[Extracted records]

□ □ □ □ □ □ □

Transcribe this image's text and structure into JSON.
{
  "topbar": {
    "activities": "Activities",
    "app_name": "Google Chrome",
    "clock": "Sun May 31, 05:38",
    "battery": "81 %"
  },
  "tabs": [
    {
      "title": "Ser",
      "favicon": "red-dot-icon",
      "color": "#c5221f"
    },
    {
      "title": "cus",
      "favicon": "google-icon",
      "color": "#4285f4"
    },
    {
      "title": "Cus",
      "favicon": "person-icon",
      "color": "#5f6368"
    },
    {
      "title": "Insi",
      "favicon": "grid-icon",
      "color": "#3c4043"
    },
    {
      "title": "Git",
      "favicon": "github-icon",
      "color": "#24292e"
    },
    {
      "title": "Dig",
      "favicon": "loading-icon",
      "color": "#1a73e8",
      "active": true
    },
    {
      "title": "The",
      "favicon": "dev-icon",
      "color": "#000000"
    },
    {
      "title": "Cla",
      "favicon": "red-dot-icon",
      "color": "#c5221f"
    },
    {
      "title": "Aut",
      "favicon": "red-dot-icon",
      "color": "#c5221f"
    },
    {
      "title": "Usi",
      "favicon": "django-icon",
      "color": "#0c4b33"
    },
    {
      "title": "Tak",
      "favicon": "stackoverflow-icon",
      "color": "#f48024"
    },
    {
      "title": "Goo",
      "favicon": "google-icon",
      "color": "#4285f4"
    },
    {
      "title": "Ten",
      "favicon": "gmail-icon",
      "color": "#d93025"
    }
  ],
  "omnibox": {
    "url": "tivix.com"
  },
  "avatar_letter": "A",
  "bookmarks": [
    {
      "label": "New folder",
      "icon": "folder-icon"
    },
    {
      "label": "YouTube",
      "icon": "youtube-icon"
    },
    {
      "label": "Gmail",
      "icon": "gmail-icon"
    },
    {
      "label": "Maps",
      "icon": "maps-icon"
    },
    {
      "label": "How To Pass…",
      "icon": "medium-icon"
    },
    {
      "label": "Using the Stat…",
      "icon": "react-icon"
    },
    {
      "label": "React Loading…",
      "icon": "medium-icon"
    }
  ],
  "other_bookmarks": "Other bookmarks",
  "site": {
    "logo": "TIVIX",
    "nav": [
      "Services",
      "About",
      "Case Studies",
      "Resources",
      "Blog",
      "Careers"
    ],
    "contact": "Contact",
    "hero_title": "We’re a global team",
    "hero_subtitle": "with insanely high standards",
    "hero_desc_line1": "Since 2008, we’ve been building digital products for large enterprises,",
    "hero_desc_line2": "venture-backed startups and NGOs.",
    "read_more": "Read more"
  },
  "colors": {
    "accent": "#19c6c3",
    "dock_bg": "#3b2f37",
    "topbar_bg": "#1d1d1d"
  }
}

□ □ □ □ □ □ □

» **Instructions for the task**: Extract all lines as given.

» **Output for this exercise**:
Transcribe this image's text and structure into JSON.
{
  "topbar": {
    "activities": "Activities",
    "app_name": "Google Chrome",
    "clock": "Sun May 31, 05:38",
    "battery": "81 %"
  },
  "tabs": [
    {
      "title": "Ser",
      "favicon": "red-dot-icon",
      "color": "#c5221f"
    },
    {
      "title": "cus",
      "favicon": "google-icon",
      "color": "#4285f4"
    },
    {
      "title": "Cus",
      "favicon": "person-icon",
      "color": "#5f6368"
    },
    {
      "title": "Insi",
      "favicon": "grid-icon",
      "color": "#3c4043"
    },
    {
      "title": "Git",
      "favicon": "github-icon",
      "color": "#24292e"
    },
    {
      "title": "Dig",
      "favicon": "loading-icon",
      "color": "#1a73e8",
      "active": true
    },
    {
      "title": "The",
      "favicon": "dev-icon",
      "color": "#000000"
    },
    {
      "title": "Cla",
      "favicon": "red-dot-icon",
      "color": "#c5221f"
    },
    {
      "title": "Aut",
      "favicon": "red-dot-icon",
      "color": "#c5221f"
    },
    {
      "title": "Usi",
      "favicon": "django-icon",
      "color": "#0c4b33"
    },
    {
      "title": "Tak",
      "favicon": "stackoverflow-icon",
      "color": "#f48024"
    },
    {
      "title": "Goo",
      "favicon": "google-icon",
      "color": "#4285f4"
    },
    {
      "title": "Ten",
      "favicon": "gmail-icon",
      "color": "#d93025"
    }
  ],
  "omnibox": {
    "url": "tivix.com"
  },
  "avatar_letter": "A",
  "bookmarks": [
    {
      "label": "New folder",
      "icon": "folder-icon"
    },
    {
      "label": "YouTube",
      "icon": "youtube-icon"
    },
    {
      "label": "Gmail",
      "icon": "gmail-icon"
    },
    {
      "label": "Maps",
      "icon": "maps-icon"
    },
    {
      "label": "How To Pass…",
      "icon": "medium-icon"
    },
    {
      "label": "Using the Stat…",
      "icon": "react-icon"
    },
    {
      "label": "React Loading…",
      "icon": "medium-icon"
    }
  ],
  "other_bookmarks": "Other bookmarks",
  "site": {
    "logo": "TIVIX",
    "nav": [
      "Services",
      "About",
      "Case Studies",
      "Resources",
      "Blog",
      "Careers"
    ],
    "contact": "Contact",
    "hero_title": "We’re a global team",
    "hero_subtitle": "with insanely high standards",
    "hero_desc_line1": "Since 2008, we’ve been building digital products for large enterprises,",
    "hero_desc_line2": "venture-backed startups and NGOs.",
    "read_more": "Read more"
  },
  "colors": {
    "accent": "#19c6c3",
    "dock_bg": "#3b2f37",
    "topbar_bg": "#1d1d1d"
  }
}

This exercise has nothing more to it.